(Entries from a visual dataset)
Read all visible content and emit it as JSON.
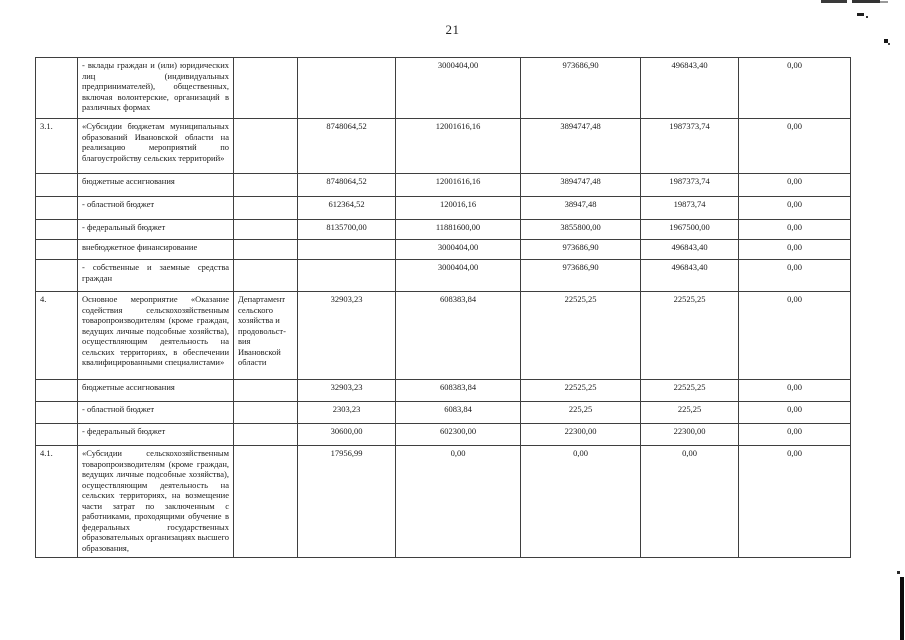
{
  "page": {
    "number": "21"
  },
  "table": {
    "rows": [
      {
        "num": "",
        "name": "- вклады граждан и (или) юридических лиц (индивидуальных предпринимателей), общественных, включая волонтерские, организаций в различных формах",
        "dept": "",
        "values": [
          "",
          "3000404,00",
          "973686,90",
          "496843,40",
          "0,00"
        ]
      },
      {
        "num": "3.1.",
        "name": "«Субсидии бюджетам муниципальных образований Ивановской области на реализацию мероприятий по благоустройству сельских территорий»",
        "dept": "",
        "values": [
          "8748064,52",
          "12001616,16",
          "3894747,48",
          "1987373,74",
          "0,00"
        ]
      },
      {
        "num": "",
        "name": "бюджетные ассигнования",
        "dept": "",
        "values": [
          "8748064,52",
          "12001616,16",
          "3894747,48",
          "1987373,74",
          "0,00"
        ]
      },
      {
        "num": "",
        "name": "- областной бюджет",
        "dept": "",
        "values": [
          "612364,52",
          "120016,16",
          "38947,48",
          "19873,74",
          "0,00"
        ]
      },
      {
        "num": "",
        "name": "- федеральный бюджет",
        "dept": "",
        "values": [
          "8135700,00",
          "11881600,00",
          "3855800,00",
          "1967500,00",
          "0,00"
        ]
      },
      {
        "num": "",
        "name": "внебюджетное финансирование",
        "dept": "",
        "values": [
          "",
          "3000404,00",
          "973686,90",
          "496843,40",
          "0,00"
        ]
      },
      {
        "num": "",
        "name": "- собственные и заемные средства граждан",
        "dept": "",
        "values": [
          "",
          "3000404,00",
          "973686,90",
          "496843,40",
          "0,00"
        ]
      },
      {
        "num": "4.",
        "name": "Основное мероприятие «Оказание содействия сельскохозяйственным товаропроизводителям (кроме граждан, ведущих личные подсобные хозяйства), осуществляющим деятельность на сельских территориях, в обеспечении квалифицированными специалистами»",
        "dept": "Департамент сельского хозяйства и продовольст-вия Ивановской области",
        "values": [
          "32903,23",
          "608383,84",
          "22525,25",
          "22525,25",
          "0,00"
        ]
      },
      {
        "num": "",
        "name": "бюджетные ассигнования",
        "dept": "",
        "values": [
          "32903,23",
          "608383,84",
          "22525,25",
          "22525,25",
          "0,00"
        ]
      },
      {
        "num": "",
        "name": "- областной бюджет",
        "dept": "",
        "values": [
          "2303,23",
          "6083,84",
          "225,25",
          "225,25",
          "0,00"
        ]
      },
      {
        "num": "",
        "name": "- федеральный бюджет",
        "dept": "",
        "values": [
          "30600,00",
          "602300,00",
          "22300,00",
          "22300,00",
          "0,00"
        ]
      },
      {
        "num": "4.1.",
        "name": "«Субсидии сельскохозяйственным товаропроизводителям (кроме граждан, ведущих личные подсобные хозяйства), осуществляющим деятельность на сельских территориях, на возмещение части затрат по заключенным с работниками, проходящими обучение в федеральных государственных образовательных организациях высшего образования,",
        "dept": "",
        "values": [
          "17956,99",
          "0,00",
          "0,00",
          "0,00",
          "0,00"
        ]
      }
    ]
  }
}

* What the exercise asks *
Without the pictures, copy the material exactly as given.

* Solved exercise *
Read all visible content and emit it as JSON.
{
  "page": {
    "number": "21"
  },
  "table": {
    "rows": [
      {
        "num": "",
        "name": "- вклады граждан и (или) юридических лиц (индивидуальных предпринимателей), общественных, включая волонтерские, организаций в различных формах",
        "dept": "",
        "values": [
          "",
          "3000404,00",
          "973686,90",
          "496843,40",
          "0,00"
        ]
      },
      {
        "num": "3.1.",
        "name": "«Субсидии бюджетам муниципальных образований Ивановской области на реализацию мероприятий по благоустройству сельских территорий»",
        "dept": "",
        "values": [
          "8748064,52",
          "12001616,16",
          "3894747,48",
          "1987373,74",
          "0,00"
        ]
      },
      {
        "num": "",
        "name": "бюджетные ассигнования",
        "dept": "",
        "values": [
          "8748064,52",
          "12001616,16",
          "3894747,48",
          "1987373,74",
          "0,00"
        ]
      },
      {
        "num": "",
        "name": "- областной бюджет",
        "dept": "",
        "values": [
          "612364,52",
          "120016,16",
          "38947,48",
          "19873,74",
          "0,00"
        ]
      },
      {
        "num": "",
        "name": "- федеральный бюджет",
        "dept": "",
        "values": [
          "8135700,00",
          "11881600,00",
          "3855800,00",
          "1967500,00",
          "0,00"
        ]
      },
      {
        "num": "",
        "name": "внебюджетное финансирование",
        "dept": "",
        "values": [
          "",
          "3000404,00",
          "973686,90",
          "496843,40",
          "0,00"
        ]
      },
      {
        "num": "",
        "name": "- собственные и заемные средства граждан",
        "dept": "",
        "values": [
          "",
          "3000404,00",
          "973686,90",
          "496843,40",
          "0,00"
        ]
      },
      {
        "num": "4.",
        "name": "Основное мероприятие «Оказание содействия сельскохозяйственным товаропроизводителям (кроме граждан, ведущих личные подсобные хозяйства), осуществляющим деятельность на сельских территориях, в обеспечении квалифицированными специалистами»",
        "dept": "Департамент сельского хозяйства и продовольст-вия Ивановской области",
        "values": [
          "32903,23",
          "608383,84",
          "22525,25",
          "22525,25",
          "0,00"
        ]
      },
      {
        "num": "",
        "name": "бюджетные ассигнования",
        "dept": "",
        "values": [
          "32903,23",
          "608383,84",
          "22525,25",
          "22525,25",
          "0,00"
        ]
      },
      {
        "num": "",
        "name": "- областной бюджет",
        "dept": "",
        "values": [
          "2303,23",
          "6083,84",
          "225,25",
          "225,25",
          "0,00"
        ]
      },
      {
        "num": "",
        "name": "- федеральный бюджет",
        "dept": "",
        "values": [
          "30600,00",
          "602300,00",
          "22300,00",
          "22300,00",
          "0,00"
        ]
      },
      {
        "num": "4.1.",
        "name": "«Субсидии сельскохозяйственным товаропроизводителям (кроме граждан, ведущих личные подсобные хозяйства), осуществляющим деятельность на сельских территориях, на возмещение части затрат по заключенным с работниками, проходящими обучение в федеральных государственных образовательных организациях высшего образования,",
        "dept": "",
        "values": [
          "17956,99",
          "0,00",
          "0,00",
          "0,00",
          "0,00"
        ]
      }
    ]
  }
}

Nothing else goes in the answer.